-- BEGIN --

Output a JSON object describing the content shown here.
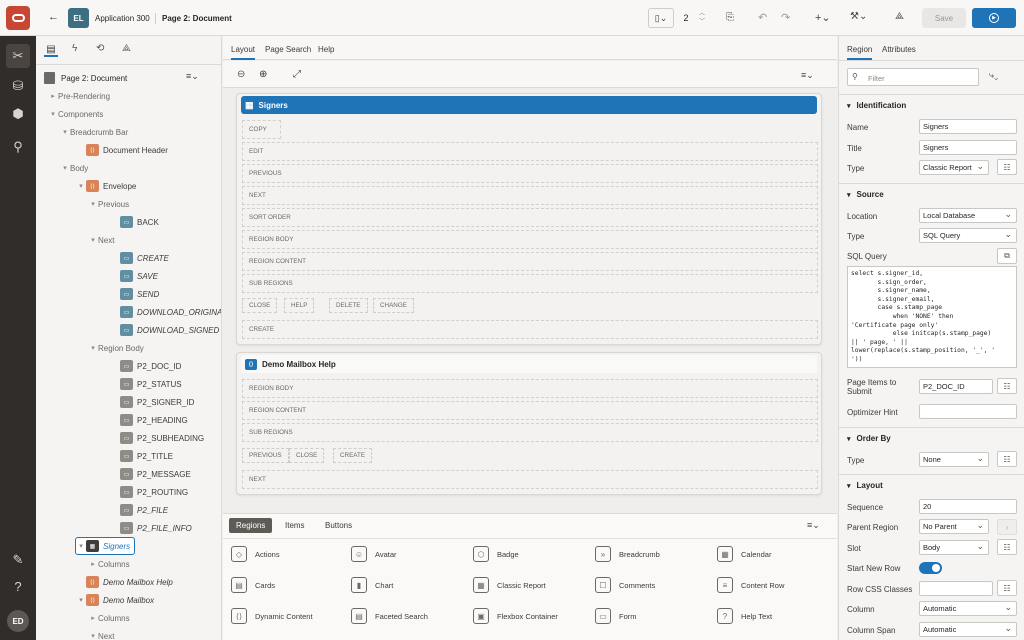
{
  "header": {
    "app_badge": "EL",
    "app_name": "Application 300",
    "page_name": "Page 2: Document",
    "page_number": "2",
    "save_label": "Save",
    "avatar": "ED"
  },
  "tree": {
    "tabs": [
      "rendering-tab",
      "dynamic-actions-tab",
      "processing-tab",
      "shared-components-tab"
    ],
    "page_title": "Page 2: Document",
    "rows": [
      {
        "label": "Pre-Rendering",
        "indent": 0,
        "twisty": "▸",
        "icon": "none",
        "italic": false
      },
      {
        "label": "Components",
        "indent": 0,
        "twisty": "▾",
        "icon": "none",
        "italic": false
      },
      {
        "label": "Breadcrumb Bar",
        "indent": 1,
        "twisty": "▾",
        "icon": "none",
        "italic": false
      },
      {
        "label": "Document Header",
        "indent": 2,
        "twisty": "",
        "icon": "orange",
        "italic": false
      },
      {
        "label": "Body",
        "indent": 1,
        "twisty": "▾",
        "icon": "none",
        "italic": false
      },
      {
        "label": "Envelope",
        "indent": 2,
        "twisty": "▾",
        "icon": "orange",
        "italic": false
      },
      {
        "label": "Previous",
        "indent": 3,
        "twisty": "▾",
        "icon": "none",
        "italic": false
      },
      {
        "label": "BACK",
        "indent": 4,
        "twisty": "",
        "icon": "teal",
        "italic": false
      },
      {
        "label": "Next",
        "indent": 3,
        "twisty": "▾",
        "icon": "none",
        "italic": false
      },
      {
        "label": "CREATE",
        "indent": 4,
        "twisty": "",
        "icon": "teal",
        "italic": true
      },
      {
        "label": "SAVE",
        "indent": 4,
        "twisty": "",
        "icon": "teal",
        "italic": true
      },
      {
        "label": "SEND",
        "indent": 4,
        "twisty": "",
        "icon": "teal",
        "italic": true
      },
      {
        "label": "DOWNLOAD_ORIGINAL",
        "indent": 4,
        "twisty": "",
        "icon": "teal",
        "italic": true
      },
      {
        "label": "DOWNLOAD_SIGNED",
        "indent": 4,
        "twisty": "",
        "icon": "teal",
        "italic": true
      },
      {
        "label": "Region Body",
        "indent": 3,
        "twisty": "▾",
        "icon": "none",
        "italic": false
      },
      {
        "label": "P2_DOC_ID",
        "indent": 4,
        "twisty": "",
        "icon": "gray",
        "italic": false
      },
      {
        "label": "P2_STATUS",
        "indent": 4,
        "twisty": "",
        "icon": "gray",
        "italic": false
      },
      {
        "label": "P2_SIGNER_ID",
        "indent": 4,
        "twisty": "",
        "icon": "gray",
        "italic": false
      },
      {
        "label": "P2_HEADING",
        "indent": 4,
        "twisty": "",
        "icon": "gray",
        "italic": false
      },
      {
        "label": "P2_SUBHEADING",
        "indent": 4,
        "twisty": "",
        "icon": "gray",
        "italic": false
      },
      {
        "label": "P2_TITLE",
        "indent": 4,
        "twisty": "",
        "icon": "gray",
        "italic": false
      },
      {
        "label": "P2_MESSAGE",
        "indent": 4,
        "twisty": "",
        "icon": "gray",
        "italic": false
      },
      {
        "label": "P2_ROUTING",
        "indent": 4,
        "twisty": "",
        "icon": "gray",
        "italic": false
      },
      {
        "label": "P2_FILE",
        "indent": 4,
        "twisty": "",
        "icon": "gray",
        "italic": true
      },
      {
        "label": "P2_FILE_INFO",
        "indent": 4,
        "twisty": "",
        "icon": "gray",
        "italic": true
      },
      {
        "label": "Signers",
        "indent": 2,
        "twisty": "▾",
        "icon": "dark",
        "italic": true,
        "selected": true
      },
      {
        "label": "Columns",
        "indent": 3,
        "twisty": "▸",
        "icon": "none",
        "italic": false
      },
      {
        "label": "Demo Mailbox Help",
        "indent": 2,
        "twisty": "",
        "icon": "orange",
        "italic": true
      },
      {
        "label": "Demo Mailbox",
        "indent": 2,
        "twisty": "▾",
        "icon": "orange",
        "italic": true
      },
      {
        "label": "Columns",
        "indent": 3,
        "twisty": "▸",
        "icon": "none",
        "italic": false
      },
      {
        "label": "Next",
        "indent": 3,
        "twisty": "▾",
        "icon": "none",
        "italic": false
      }
    ]
  },
  "center": {
    "tabs": [
      "Layout",
      "Page Search",
      "Help"
    ],
    "region1": {
      "title": "Signers",
      "slots": [
        "COPY",
        "EDIT",
        "PREVIOUS",
        "NEXT",
        "SORT ORDER",
        "REGION BODY",
        "REGION CONTENT",
        "SUB REGIONS"
      ],
      "buttons": [
        "CLOSE",
        "HELP",
        "DELETE",
        "CHANGE"
      ],
      "last": "CREATE"
    },
    "region2": {
      "title": "Demo Mailbox Help",
      "slots": [
        "REGION BODY",
        "REGION CONTENT",
        "SUB REGIONS"
      ],
      "buttons": [
        "PREVIOUS",
        "CLOSE",
        "CREATE"
      ],
      "last": "NEXT"
    }
  },
  "gallery": {
    "tabs": [
      "Regions",
      "Items",
      "Buttons"
    ],
    "items": [
      {
        "label": "Actions",
        "icon": "◇"
      },
      {
        "label": "Avatar",
        "icon": "☺"
      },
      {
        "label": "Badge",
        "icon": "⬡"
      },
      {
        "label": "Breadcrumb",
        "icon": "»"
      },
      {
        "label": "Calendar",
        "icon": "▦"
      },
      {
        "label": "Cards",
        "icon": "▤"
      },
      {
        "label": "Chart",
        "icon": "▮"
      },
      {
        "label": "Classic Report",
        "icon": "▦"
      },
      {
        "label": "Comments",
        "icon": "☐"
      },
      {
        "label": "Content Row",
        "icon": "≡"
      },
      {
        "label": "Dynamic Content",
        "icon": "⟨⟩"
      },
      {
        "label": "Faceted Search",
        "icon": "▤"
      },
      {
        "label": "Flexbox Container",
        "icon": "▣"
      },
      {
        "label": "Form",
        "icon": "▭"
      },
      {
        "label": "Help Text",
        "icon": "?"
      }
    ]
  },
  "props": {
    "tabs": [
      "Region",
      "Attributes"
    ],
    "filter_placeholder": "Filter",
    "identification": {
      "section": "Identification",
      "name_label": "Name",
      "name": "Signers",
      "title_label": "Title",
      "title": "Signers",
      "type_label": "Type",
      "type": "Classic Report"
    },
    "source": {
      "section": "Source",
      "location_label": "Location",
      "location": "Local Database",
      "type_label": "Type",
      "type": "SQL Query",
      "sql_label": "SQL Query",
      "sql_lines": [
        "select s.signer_id,",
        "       s.sign_order,",
        "       s.signer_name,",
        "       s.signer_email,",
        "       case s.stamp_page",
        "           when 'NONE' then",
        "'Certificate page only'",
        "           else initcap(s.stamp_page)",
        "|| ' page, ' ||",
        "lower(replace(s.stamp_position, '_', '",
        "'))"
      ],
      "items_label": "Page Items to Submit",
      "items_value": "P2_DOC_ID",
      "hint_label": "Optimizer Hint"
    },
    "order": {
      "section": "Order By",
      "type_label": "Type",
      "type": "None"
    },
    "layout": {
      "section": "Layout",
      "sequence_label": "Sequence",
      "sequence": "20",
      "parent_label": "Parent Region",
      "parent": "No Parent",
      "slot_label": "Slot",
      "slot": "Body",
      "newrow_label": "Start New Row",
      "css_label": "Row CSS Classes",
      "column_label": "Column",
      "column": "Automatic",
      "span_label": "Column Span",
      "span": "Automatic"
    }
  },
  "colors": {
    "accent": "#1f73b7",
    "oracle_red": "#c74634",
    "rail": "#312d2a"
  }
}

-- END --

- [Given task]: Without the pictures, return the entries exactly as they appear.

- [The answer]:
Output a JSON object describing the content shown here.
{
  "header": {
    "app_badge": "EL",
    "app_name": "Application 300",
    "page_name": "Page 2: Document",
    "page_number": "2",
    "save_label": "Save",
    "avatar": "ED"
  },
  "tree": {
    "tabs": [
      "rendering-tab",
      "dynamic-actions-tab",
      "processing-tab",
      "shared-components-tab"
    ],
    "page_title": "Page 2: Document",
    "rows": [
      {
        "label": "Pre-Rendering",
        "indent": 0,
        "twisty": "▸",
        "icon": "none",
        "italic": false
      },
      {
        "label": "Components",
        "indent": 0,
        "twisty": "▾",
        "icon": "none",
        "italic": false
      },
      {
        "label": "Breadcrumb Bar",
        "indent": 1,
        "twisty": "▾",
        "icon": "none",
        "italic": false
      },
      {
        "label": "Document Header",
        "indent": 2,
        "twisty": "",
        "icon": "orange",
        "italic": false
      },
      {
        "label": "Body",
        "indent": 1,
        "twisty": "▾",
        "icon": "none",
        "italic": false
      },
      {
        "label": "Envelope",
        "indent": 2,
        "twisty": "▾",
        "icon": "orange",
        "italic": false
      },
      {
        "label": "Previous",
        "indent": 3,
        "twisty": "▾",
        "icon": "none",
        "italic": false
      },
      {
        "label": "BACK",
        "indent": 4,
        "twisty": "",
        "icon": "teal",
        "italic": false
      },
      {
        "label": "Next",
        "indent": 3,
        "twisty": "▾",
        "icon": "none",
        "italic": false
      },
      {
        "label": "CREATE",
        "indent": 4,
        "twisty": "",
        "icon": "teal",
        "italic": true
      },
      {
        "label": "SAVE",
        "indent": 4,
        "twisty": "",
        "icon": "teal",
        "italic": true
      },
      {
        "label": "SEND",
        "indent": 4,
        "twisty": "",
        "icon": "teal",
        "italic": true
      },
      {
        "label": "DOWNLOAD_ORIGINAL",
        "indent": 4,
        "twisty": "",
        "icon": "teal",
        "italic": true
      },
      {
        "label": "DOWNLOAD_SIGNED",
        "indent": 4,
        "twisty": "",
        "icon": "teal",
        "italic": true
      },
      {
        "label": "Region Body",
        "indent": 3,
        "twisty": "▾",
        "icon": "none",
        "italic": false
      },
      {
        "label": "P2_DOC_ID",
        "indent": 4,
        "twisty": "",
        "icon": "gray",
        "italic": false
      },
      {
        "label": "P2_STATUS",
        "indent": 4,
        "twisty": "",
        "icon": "gray",
        "italic": false
      },
      {
        "label": "P2_SIGNER_ID",
        "indent": 4,
        "twisty": "",
        "icon": "gray",
        "italic": false
      },
      {
        "label": "P2_HEADING",
        "indent": 4,
        "twisty": "",
        "icon": "gray",
        "italic": false
      },
      {
        "label": "P2_SUBHEADING",
        "indent": 4,
        "twisty": "",
        "icon": "gray",
        "italic": false
      },
      {
        "label": "P2_TITLE",
        "indent": 4,
        "twisty": "",
        "icon": "gray",
        "italic": false
      },
      {
        "label": "P2_MESSAGE",
        "indent": 4,
        "twisty": "",
        "icon": "gray",
        "italic": false
      },
      {
        "label": "P2_ROUTING",
        "indent": 4,
        "twisty": "",
        "icon": "gray",
        "italic": false
      },
      {
        "label": "P2_FILE",
        "indent": 4,
        "twisty": "",
        "icon": "gray",
        "italic": true
      },
      {
        "label": "P2_FILE_INFO",
        "indent": 4,
        "twisty": "",
        "icon": "gray",
        "italic": true
      },
      {
        "label": "Signers",
        "indent": 2,
        "twisty": "▾",
        "icon": "dark",
        "italic": true,
        "selected": true
      },
      {
        "label": "Columns",
        "indent": 3,
        "twisty": "▸",
        "icon": "none",
        "italic": false
      },
      {
        "label": "Demo Mailbox Help",
        "indent": 2,
        "twisty": "",
        "icon": "orange",
        "italic": true
      },
      {
        "label": "Demo Mailbox",
        "indent": 2,
        "twisty": "▾",
        "icon": "orange",
        "italic": true
      },
      {
        "label": "Columns",
        "indent": 3,
        "twisty": "▸",
        "icon": "none",
        "italic": false
      },
      {
        "label": "Next",
        "indent": 3,
        "twisty": "▾",
        "icon": "none",
        "italic": false
      }
    ]
  },
  "center": {
    "tabs": [
      "Layout",
      "Page Search",
      "Help"
    ],
    "region1": {
      "title": "Signers",
      "slots": [
        "COPY",
        "EDIT",
        "PREVIOUS",
        "NEXT",
        "SORT ORDER",
        "REGION BODY",
        "REGION CONTENT",
        "SUB REGIONS"
      ],
      "buttons": [
        "CLOSE",
        "HELP",
        "DELETE",
        "CHANGE"
      ],
      "last": "CREATE"
    },
    "region2": {
      "title": "Demo Mailbox Help",
      "slots": [
        "REGION BODY",
        "REGION CONTENT",
        "SUB REGIONS"
      ],
      "buttons": [
        "PREVIOUS",
        "CLOSE",
        "CREATE"
      ],
      "last": "NEXT"
    }
  },
  "gallery": {
    "tabs": [
      "Regions",
      "Items",
      "Buttons"
    ],
    "items": [
      {
        "label": "Actions",
        "icon": "◇"
      },
      {
        "label": "Avatar",
        "icon": "☺"
      },
      {
        "label": "Badge",
        "icon": "⬡"
      },
      {
        "label": "Breadcrumb",
        "icon": "»"
      },
      {
        "label": "Calendar",
        "icon": "▦"
      },
      {
        "label": "Cards",
        "icon": "▤"
      },
      {
        "label": "Chart",
        "icon": "▮"
      },
      {
        "label": "Classic Report",
        "icon": "▦"
      },
      {
        "label": "Comments",
        "icon": "☐"
      },
      {
        "label": "Content Row",
        "icon": "≡"
      },
      {
        "label": "Dynamic Content",
        "icon": "⟨⟩"
      },
      {
        "label": "Faceted Search",
        "icon": "▤"
      },
      {
        "label": "Flexbox Container",
        "icon": "▣"
      },
      {
        "label": "Form",
        "icon": "▭"
      },
      {
        "label": "Help Text",
        "icon": "?"
      }
    ]
  },
  "props": {
    "tabs": [
      "Region",
      "Attributes"
    ],
    "filter_placeholder": "Filter",
    "identification": {
      "section": "Identification",
      "name_label": "Name",
      "name": "Signers",
      "title_label": "Title",
      "title": "Signers",
      "type_label": "Type",
      "type": "Classic Report"
    },
    "source": {
      "section": "Source",
      "location_label": "Location",
      "location": "Local Database",
      "type_label": "Type",
      "type": "SQL Query",
      "sql_label": "SQL Query",
      "sql_lines": [
        "select s.signer_id,",
        "       s.sign_order,",
        "       s.signer_name,",
        "       s.signer_email,",
        "       case s.stamp_page",
        "           when 'NONE' then",
        "'Certificate page only'",
        "           else initcap(s.stamp_page)",
        "|| ' page, ' ||",
        "lower(replace(s.stamp_position, '_', '",
        "'))"
      ],
      "items_label": "Page Items to Submit",
      "items_value": "P2_DOC_ID",
      "hint_label": "Optimizer Hint"
    },
    "order": {
      "section": "Order By",
      "type_label": "Type",
      "type": "None"
    },
    "layout": {
      "section": "Layout",
      "sequence_label": "Sequence",
      "sequence": "20",
      "parent_label": "Parent Region",
      "parent": "No Parent",
      "slot_label": "Slot",
      "slot": "Body",
      "newrow_label": "Start New Row",
      "css_label": "Row CSS Classes",
      "column_label": "Column",
      "column": "Automatic",
      "span_label": "Column Span",
      "span": "Automatic"
    }
  },
  "colors": {
    "accent": "#1f73b7",
    "oracle_red": "#c74634",
    "rail": "#312d2a"
  }
}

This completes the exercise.